TASK INPUT →
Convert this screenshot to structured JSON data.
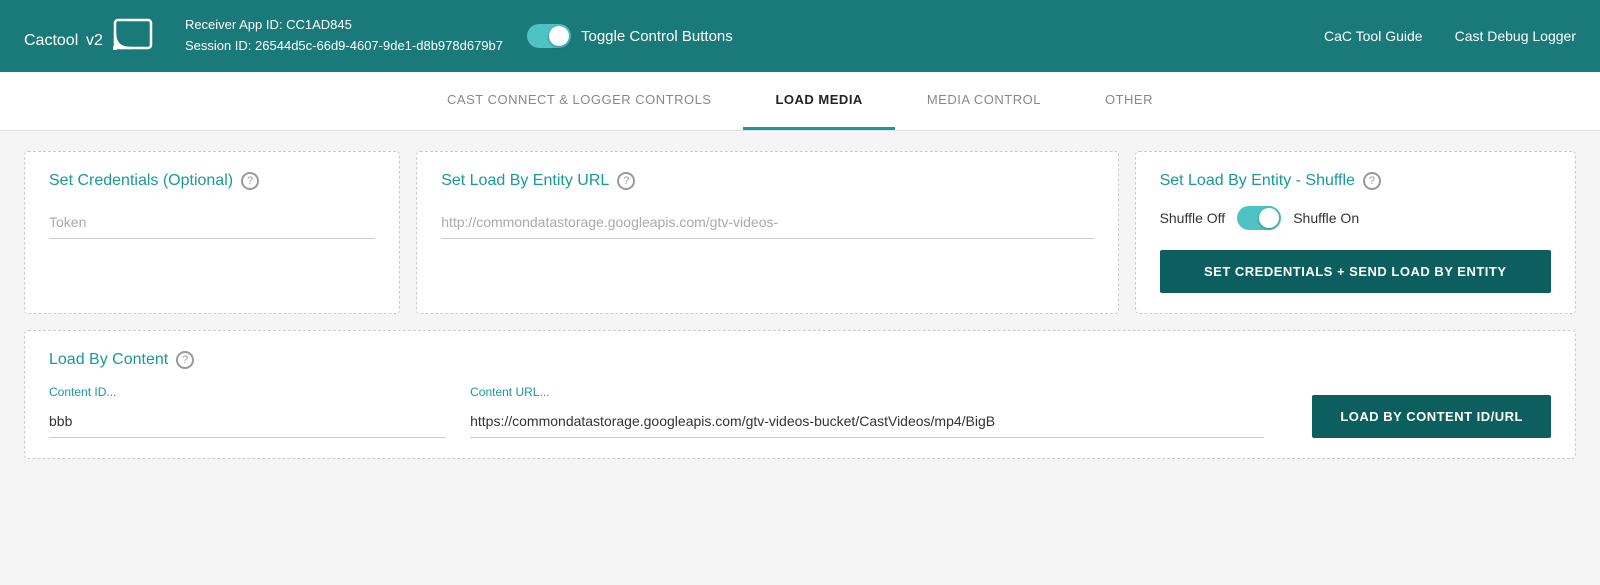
{
  "header": {
    "logo_text": "Cactool",
    "logo_version": "v2",
    "receiver_app_label": "Receiver App ID:",
    "receiver_app_id": "CC1AD845",
    "session_label": "Session ID:",
    "session_id": "26544d5c-66d9-4607-9de1-d8b978d679b7",
    "toggle_label": "Toggle Control Buttons",
    "nav_link_guide": "CaC Tool Guide",
    "nav_link_logger": "Cast Debug Logger"
  },
  "tabs": [
    {
      "id": "cast-connect",
      "label": "CAST CONNECT & LOGGER CONTROLS",
      "active": false
    },
    {
      "id": "load-media",
      "label": "LOAD MEDIA",
      "active": true
    },
    {
      "id": "media-control",
      "label": "MEDIA CONTROL",
      "active": false
    },
    {
      "id": "other",
      "label": "OTHER",
      "active": false
    }
  ],
  "load_media": {
    "credentials": {
      "title": "Set Credentials (Optional)",
      "token_placeholder": "Token"
    },
    "entity_url": {
      "title": "Set Load By Entity URL",
      "url_placeholder": "http://commondatastorage.googleapis.com/gtv-videos-"
    },
    "shuffle": {
      "title": "Set Load By Entity - Shuffle",
      "shuffle_off_label": "Shuffle Off",
      "shuffle_on_label": "Shuffle On",
      "button_label": "SET CREDENTIALS + SEND LOAD BY ENTITY"
    },
    "load_content": {
      "title": "Load By Content",
      "content_id_label": "Content ID...",
      "content_id_value": "bbb",
      "content_url_label": "Content URL...",
      "content_url_value": "https://commondatastorage.googleapis.com/gtv-videos-bucket/CastVideos/mp4/BigB",
      "button_label": "LOAD BY CONTENT ID/URL"
    }
  },
  "icons": {
    "help": "?",
    "cast": "📡"
  },
  "colors": {
    "teal": "#1a7a7a",
    "teal_light": "#1a9999",
    "dark_teal": "#0d5f5f",
    "toggle_on": "#4fc3c3"
  }
}
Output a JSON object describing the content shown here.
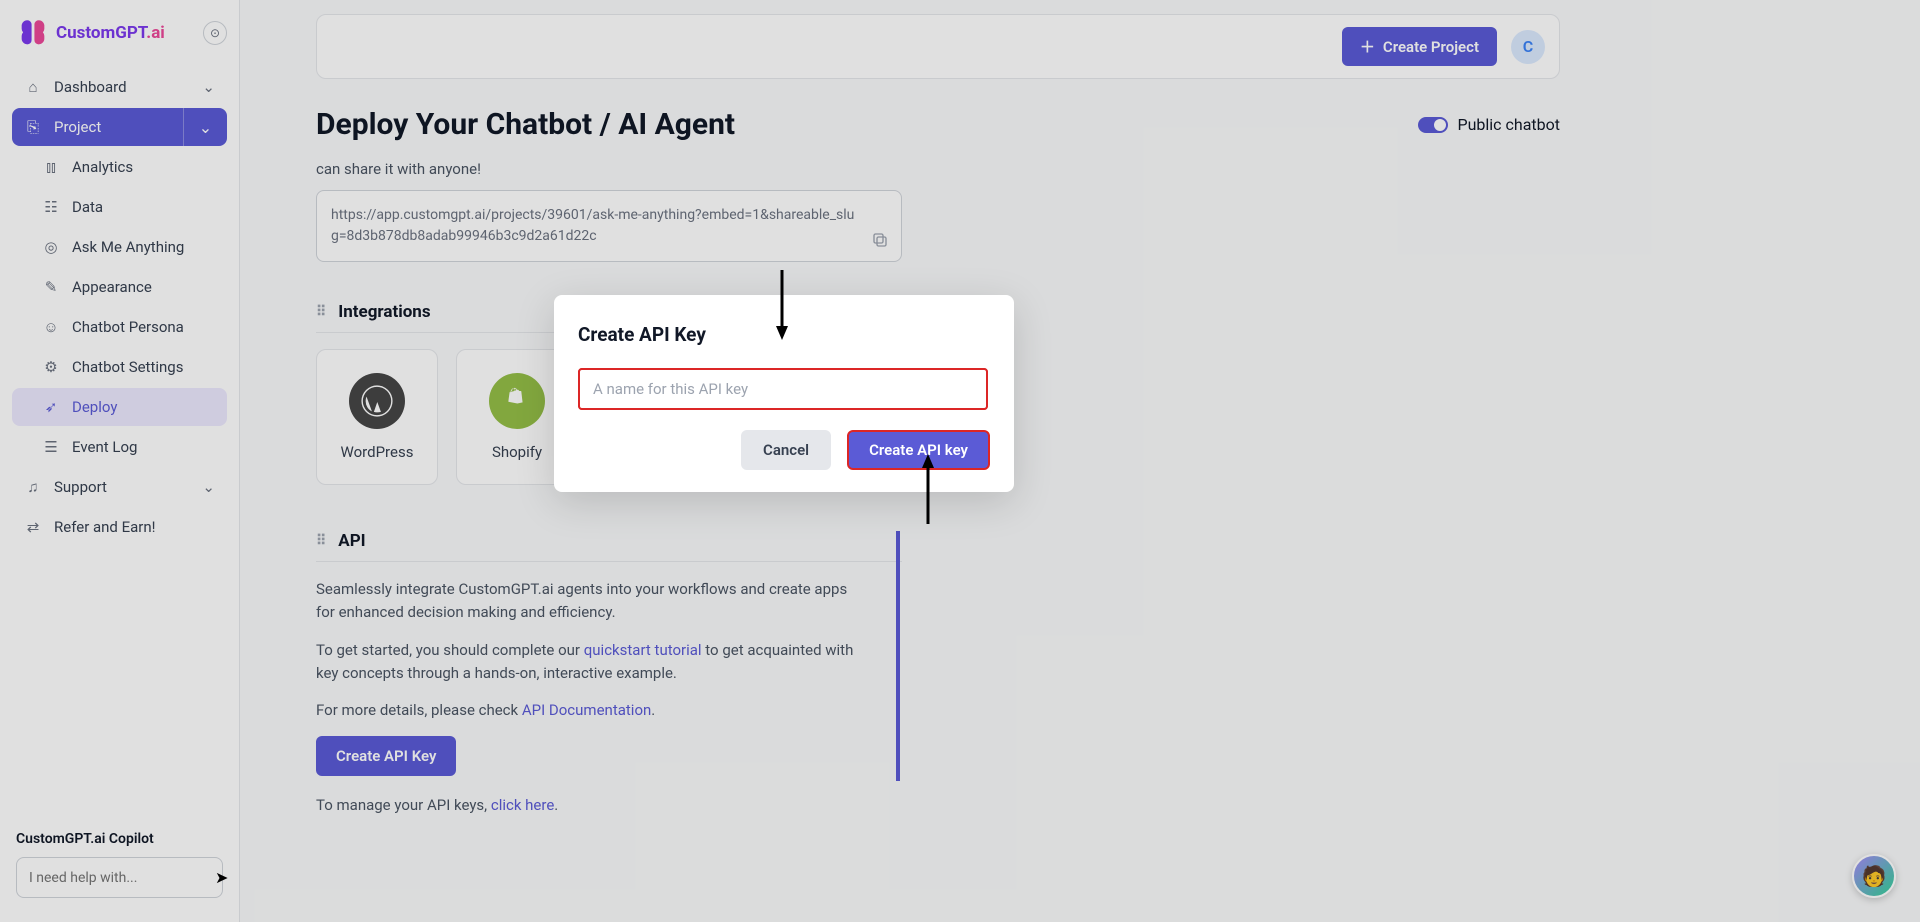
{
  "brand": {
    "name_a": "CustomGPT",
    "name_b": ".ai"
  },
  "sidebar": {
    "items": [
      {
        "label": "Dashboard"
      },
      {
        "label": "Project"
      },
      {
        "label": "Analytics"
      },
      {
        "label": "Data"
      },
      {
        "label": "Ask Me Anything"
      },
      {
        "label": "Appearance"
      },
      {
        "label": "Chatbot Persona"
      },
      {
        "label": "Chatbot Settings"
      },
      {
        "label": "Deploy"
      },
      {
        "label": "Event Log"
      },
      {
        "label": "Support"
      },
      {
        "label": "Refer and Earn!"
      }
    ],
    "copilot_label": "CustomGPT.ai Copilot",
    "copilot_placeholder": "I need help with..."
  },
  "topbar": {
    "create_project": "Create Project",
    "avatar_initial": "C"
  },
  "page": {
    "title": "Deploy Your Chatbot / AI Agent",
    "public_toggle_label": "Public chatbot",
    "share_line": "can share it with anyone!",
    "url": "https://app.customgpt.ai/projects/39601/ask-me-anything?embed=1&shareable_slug=8d3b878db8adab99946b3c9d2a61d22c"
  },
  "integrations": {
    "heading": "Integrations",
    "cards": [
      {
        "label": "WordPress"
      },
      {
        "label": "Shopify"
      }
    ]
  },
  "api": {
    "heading": "API",
    "p1a": "Seamlessly integrate CustomGPT.ai agents into your workflows and create apps for enhanced decision making and efficiency.",
    "p2a": "To get started, you should complete our ",
    "p2link": "quickstart tutorial",
    "p2b": " to get acquainted with key concepts through a hands-on, interactive example.",
    "p3a": "For more details, please check ",
    "p3link": "API Documentation",
    "p3b": ".",
    "create_btn": "Create API Key",
    "manage_a": "To manage your API keys, ",
    "manage_link": "click here",
    "manage_b": "."
  },
  "modal": {
    "title": "Create API Key",
    "placeholder": "A name for this API key",
    "cancel": "Cancel",
    "create": "Create API key"
  }
}
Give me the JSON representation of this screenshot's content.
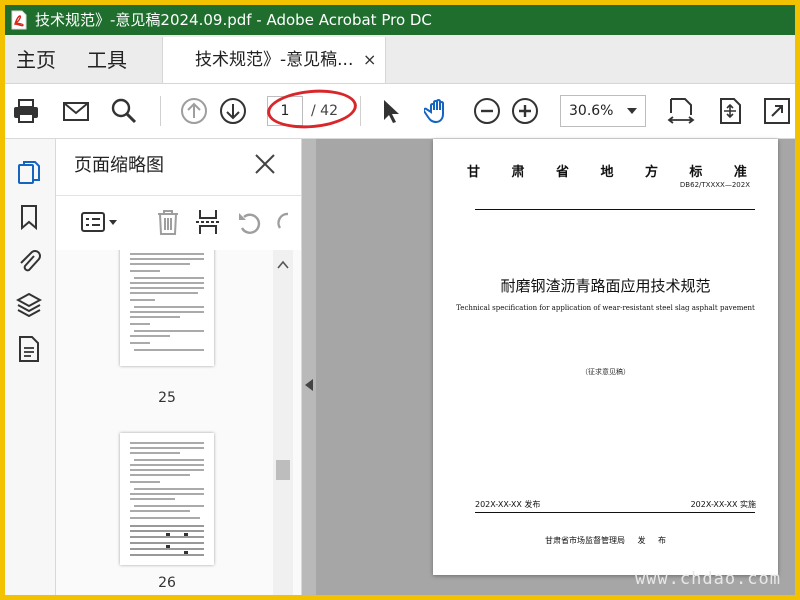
{
  "window": {
    "title": "技术规范》-意见稿2024.09.pdf - Adobe Acrobat Pro DC"
  },
  "nav": {
    "home_label": "主页",
    "tools_label": "工具"
  },
  "tab": {
    "label": "技术规范》-意见稿...",
    "close_glyph": "×"
  },
  "toolbar": {
    "page_current": "1",
    "page_total": "/ 42",
    "zoom_value": "30.6%"
  },
  "panel": {
    "title": "页面缩略图",
    "thumbnails": [
      {
        "label": "25"
      },
      {
        "label": "26"
      }
    ]
  },
  "page": {
    "header_chars": [
      "甘",
      "肃",
      "省",
      "地",
      "方",
      "标",
      "准"
    ],
    "code": "DB62/TXXXX—202X",
    "title": "耐磨钢渣沥青路面应用技术规范",
    "subtitle": "Technical specification for application of wear-resistant steel slag asphalt pavement",
    "draft_note": "（征求意见稿）",
    "release_date": "202X-XX-XX 发布",
    "implement_date": "202X-XX-XX 实施",
    "issuer": "甘肃省市场监督管理局 发 布"
  },
  "watermark": {
    "site": "www.chdao.com"
  },
  "colors": {
    "titlebar_bg": "#1f6e2e",
    "frame_border": "#f2c200",
    "accent_blue": "#1565c0",
    "highlight_red": "#d8262a",
    "doc_bg": "#a6a6a6"
  }
}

WHAT THE EXERCISE ASKS →
Show the lines of the records that include the string "help".

TASK RESULT →
    "help": "?",
    "copilot_placeholder": "I need help with..."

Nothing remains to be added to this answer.